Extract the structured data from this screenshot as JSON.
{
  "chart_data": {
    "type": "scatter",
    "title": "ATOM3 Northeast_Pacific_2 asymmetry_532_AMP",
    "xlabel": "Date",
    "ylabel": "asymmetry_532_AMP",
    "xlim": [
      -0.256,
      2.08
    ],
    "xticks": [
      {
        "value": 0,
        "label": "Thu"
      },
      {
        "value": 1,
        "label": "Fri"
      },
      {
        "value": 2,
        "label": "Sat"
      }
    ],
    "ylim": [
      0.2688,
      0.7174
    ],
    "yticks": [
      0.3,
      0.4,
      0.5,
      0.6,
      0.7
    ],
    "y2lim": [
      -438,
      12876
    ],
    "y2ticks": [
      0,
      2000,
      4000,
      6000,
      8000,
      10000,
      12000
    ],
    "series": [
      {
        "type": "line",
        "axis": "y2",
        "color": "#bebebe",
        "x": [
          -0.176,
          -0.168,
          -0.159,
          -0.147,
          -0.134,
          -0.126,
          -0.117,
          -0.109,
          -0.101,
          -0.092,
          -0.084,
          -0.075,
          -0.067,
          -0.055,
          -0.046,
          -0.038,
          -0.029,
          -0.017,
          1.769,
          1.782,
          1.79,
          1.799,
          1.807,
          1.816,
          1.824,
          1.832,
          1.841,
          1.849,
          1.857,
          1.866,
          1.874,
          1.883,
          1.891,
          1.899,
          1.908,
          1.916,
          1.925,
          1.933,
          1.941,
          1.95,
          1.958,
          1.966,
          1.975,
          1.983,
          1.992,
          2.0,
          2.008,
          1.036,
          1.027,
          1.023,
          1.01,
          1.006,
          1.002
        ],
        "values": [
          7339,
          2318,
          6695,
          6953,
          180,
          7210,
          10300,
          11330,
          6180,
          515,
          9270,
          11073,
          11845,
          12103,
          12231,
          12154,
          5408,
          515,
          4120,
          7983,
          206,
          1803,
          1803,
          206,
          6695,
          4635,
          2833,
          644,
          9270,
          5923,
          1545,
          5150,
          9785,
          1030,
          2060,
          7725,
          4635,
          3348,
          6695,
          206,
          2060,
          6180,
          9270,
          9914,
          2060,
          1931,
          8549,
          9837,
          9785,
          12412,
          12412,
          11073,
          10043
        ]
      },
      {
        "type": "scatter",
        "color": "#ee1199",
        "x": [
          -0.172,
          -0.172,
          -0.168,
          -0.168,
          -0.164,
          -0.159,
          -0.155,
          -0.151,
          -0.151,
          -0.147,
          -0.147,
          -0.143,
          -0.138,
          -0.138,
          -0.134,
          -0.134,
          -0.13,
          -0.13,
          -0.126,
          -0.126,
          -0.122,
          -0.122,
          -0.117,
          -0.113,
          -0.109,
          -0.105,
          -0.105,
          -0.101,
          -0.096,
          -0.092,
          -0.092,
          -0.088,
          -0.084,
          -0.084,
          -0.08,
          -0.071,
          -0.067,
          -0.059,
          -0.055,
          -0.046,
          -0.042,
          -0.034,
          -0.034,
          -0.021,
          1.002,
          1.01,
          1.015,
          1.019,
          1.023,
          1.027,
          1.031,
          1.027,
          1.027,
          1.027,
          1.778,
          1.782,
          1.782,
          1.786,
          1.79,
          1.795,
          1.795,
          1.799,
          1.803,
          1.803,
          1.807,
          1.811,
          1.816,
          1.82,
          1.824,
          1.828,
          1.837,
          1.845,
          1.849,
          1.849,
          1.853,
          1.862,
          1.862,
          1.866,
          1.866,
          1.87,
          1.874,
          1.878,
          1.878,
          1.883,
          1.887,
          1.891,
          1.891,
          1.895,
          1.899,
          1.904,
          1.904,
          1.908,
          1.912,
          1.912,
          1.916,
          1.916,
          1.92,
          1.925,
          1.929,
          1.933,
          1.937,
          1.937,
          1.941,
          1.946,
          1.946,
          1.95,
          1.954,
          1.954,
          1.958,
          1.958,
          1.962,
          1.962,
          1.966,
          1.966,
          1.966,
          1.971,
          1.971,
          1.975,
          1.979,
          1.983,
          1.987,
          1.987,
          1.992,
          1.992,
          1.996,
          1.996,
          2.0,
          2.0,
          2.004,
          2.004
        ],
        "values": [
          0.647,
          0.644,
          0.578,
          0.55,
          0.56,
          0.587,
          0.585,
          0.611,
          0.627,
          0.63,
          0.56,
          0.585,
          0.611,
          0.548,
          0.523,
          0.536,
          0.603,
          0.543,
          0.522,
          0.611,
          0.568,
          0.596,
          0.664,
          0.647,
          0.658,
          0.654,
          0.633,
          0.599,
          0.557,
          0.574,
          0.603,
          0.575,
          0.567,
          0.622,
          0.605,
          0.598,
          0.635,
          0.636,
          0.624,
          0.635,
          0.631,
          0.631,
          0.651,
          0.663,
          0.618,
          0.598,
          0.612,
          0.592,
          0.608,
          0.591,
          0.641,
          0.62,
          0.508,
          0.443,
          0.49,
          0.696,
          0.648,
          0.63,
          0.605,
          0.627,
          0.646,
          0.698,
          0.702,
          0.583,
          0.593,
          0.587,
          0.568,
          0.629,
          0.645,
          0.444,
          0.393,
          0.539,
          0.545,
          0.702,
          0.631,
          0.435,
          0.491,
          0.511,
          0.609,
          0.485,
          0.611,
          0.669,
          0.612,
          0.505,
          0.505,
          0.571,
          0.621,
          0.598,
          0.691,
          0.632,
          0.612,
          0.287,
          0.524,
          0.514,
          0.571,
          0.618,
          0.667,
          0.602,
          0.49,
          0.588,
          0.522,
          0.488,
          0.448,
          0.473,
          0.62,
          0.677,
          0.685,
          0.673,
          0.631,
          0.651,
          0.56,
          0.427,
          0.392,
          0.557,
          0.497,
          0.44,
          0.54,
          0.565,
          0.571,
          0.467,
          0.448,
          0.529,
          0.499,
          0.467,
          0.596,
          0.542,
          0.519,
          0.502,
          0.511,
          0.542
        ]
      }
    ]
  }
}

→ TASK STATEMENT
Print the whole listing again, exactly.

→ PROBLEM SOLUTION
Extract the structured data from this screenshot as JSON.
{
  "chart_data": {
    "type": "scatter",
    "title": "ATOM3 Northeast_Pacific_2 asymmetry_532_AMP",
    "xlabel": "Date",
    "ylabel": "asymmetry_532_AMP",
    "xlim": [
      -0.256,
      2.08
    ],
    "xticks": [
      {
        "value": 0,
        "label": "Thu"
      },
      {
        "value": 1,
        "label": "Fri"
      },
      {
        "value": 2,
        "label": "Sat"
      }
    ],
    "ylim": [
      0.2688,
      0.7174
    ],
    "yticks": [
      0.3,
      0.4,
      0.5,
      0.6,
      0.7
    ],
    "y2lim": [
      -438,
      12876
    ],
    "y2ticks": [
      0,
      2000,
      4000,
      6000,
      8000,
      10000,
      12000
    ],
    "series": [
      {
        "type": "line",
        "axis": "y2",
        "color": "#bebebe",
        "x": [
          -0.176,
          -0.168,
          -0.159,
          -0.147,
          -0.134,
          -0.126,
          -0.117,
          -0.109,
          -0.101,
          -0.092,
          -0.084,
          -0.075,
          -0.067,
          -0.055,
          -0.046,
          -0.038,
          -0.029,
          -0.017,
          1.769,
          1.782,
          1.79,
          1.799,
          1.807,
          1.816,
          1.824,
          1.832,
          1.841,
          1.849,
          1.857,
          1.866,
          1.874,
          1.883,
          1.891,
          1.899,
          1.908,
          1.916,
          1.925,
          1.933,
          1.941,
          1.95,
          1.958,
          1.966,
          1.975,
          1.983,
          1.992,
          2.0,
          2.008,
          1.036,
          1.027,
          1.023,
          1.01,
          1.006,
          1.002
        ],
        "values": [
          7339,
          2318,
          6695,
          6953,
          180,
          7210,
          10300,
          11330,
          6180,
          515,
          9270,
          11073,
          11845,
          12103,
          12231,
          12154,
          5408,
          515,
          4120,
          7983,
          206,
          1803,
          1803,
          206,
          6695,
          4635,
          2833,
          644,
          9270,
          5923,
          1545,
          5150,
          9785,
          1030,
          2060,
          7725,
          4635,
          3348,
          6695,
          206,
          2060,
          6180,
          9270,
          9914,
          2060,
          1931,
          8549,
          9837,
          9785,
          12412,
          12412,
          11073,
          10043
        ]
      },
      {
        "type": "scatter",
        "color": "#ee1199",
        "x": [
          -0.172,
          -0.172,
          -0.168,
          -0.168,
          -0.164,
          -0.159,
          -0.155,
          -0.151,
          -0.151,
          -0.147,
          -0.147,
          -0.143,
          -0.138,
          -0.138,
          -0.134,
          -0.134,
          -0.13,
          -0.13,
          -0.126,
          -0.126,
          -0.122,
          -0.122,
          -0.117,
          -0.113,
          -0.109,
          -0.105,
          -0.105,
          -0.101,
          -0.096,
          -0.092,
          -0.092,
          -0.088,
          -0.084,
          -0.084,
          -0.08,
          -0.071,
          -0.067,
          -0.059,
          -0.055,
          -0.046,
          -0.042,
          -0.034,
          -0.034,
          -0.021,
          1.002,
          1.01,
          1.015,
          1.019,
          1.023,
          1.027,
          1.031,
          1.027,
          1.027,
          1.027,
          1.778,
          1.782,
          1.782,
          1.786,
          1.79,
          1.795,
          1.795,
          1.799,
          1.803,
          1.803,
          1.807,
          1.811,
          1.816,
          1.82,
          1.824,
          1.828,
          1.837,
          1.845,
          1.849,
          1.849,
          1.853,
          1.862,
          1.862,
          1.866,
          1.866,
          1.87,
          1.874,
          1.878,
          1.878,
          1.883,
          1.887,
          1.891,
          1.891,
          1.895,
          1.899,
          1.904,
          1.904,
          1.908,
          1.912,
          1.912,
          1.916,
          1.916,
          1.92,
          1.925,
          1.929,
          1.933,
          1.937,
          1.937,
          1.941,
          1.946,
          1.946,
          1.95,
          1.954,
          1.954,
          1.958,
          1.958,
          1.962,
          1.962,
          1.966,
          1.966,
          1.966,
          1.971,
          1.971,
          1.975,
          1.979,
          1.983,
          1.987,
          1.987,
          1.992,
          1.992,
          1.996,
          1.996,
          2.0,
          2.0,
          2.004,
          2.004
        ],
        "values": [
          0.647,
          0.644,
          0.578,
          0.55,
          0.56,
          0.587,
          0.585,
          0.611,
          0.627,
          0.63,
          0.56,
          0.585,
          0.611,
          0.548,
          0.523,
          0.536,
          0.603,
          0.543,
          0.522,
          0.611,
          0.568,
          0.596,
          0.664,
          0.647,
          0.658,
          0.654,
          0.633,
          0.599,
          0.557,
          0.574,
          0.603,
          0.575,
          0.567,
          0.622,
          0.605,
          0.598,
          0.635,
          0.636,
          0.624,
          0.635,
          0.631,
          0.631,
          0.651,
          0.663,
          0.618,
          0.598,
          0.612,
          0.592,
          0.608,
          0.591,
          0.641,
          0.62,
          0.508,
          0.443,
          0.49,
          0.696,
          0.648,
          0.63,
          0.605,
          0.627,
          0.646,
          0.698,
          0.702,
          0.583,
          0.593,
          0.587,
          0.568,
          0.629,
          0.645,
          0.444,
          0.393,
          0.539,
          0.545,
          0.702,
          0.631,
          0.435,
          0.491,
          0.511,
          0.609,
          0.485,
          0.611,
          0.669,
          0.612,
          0.505,
          0.505,
          0.571,
          0.621,
          0.598,
          0.691,
          0.632,
          0.612,
          0.287,
          0.524,
          0.514,
          0.571,
          0.618,
          0.667,
          0.602,
          0.49,
          0.588,
          0.522,
          0.488,
          0.448,
          0.473,
          0.62,
          0.677,
          0.685,
          0.673,
          0.631,
          0.651,
          0.56,
          0.427,
          0.392,
          0.557,
          0.497,
          0.44,
          0.54,
          0.565,
          0.571,
          0.467,
          0.448,
          0.529,
          0.499,
          0.467,
          0.596,
          0.542,
          0.519,
          0.502,
          0.511,
          0.542
        ]
      }
    ]
  }
}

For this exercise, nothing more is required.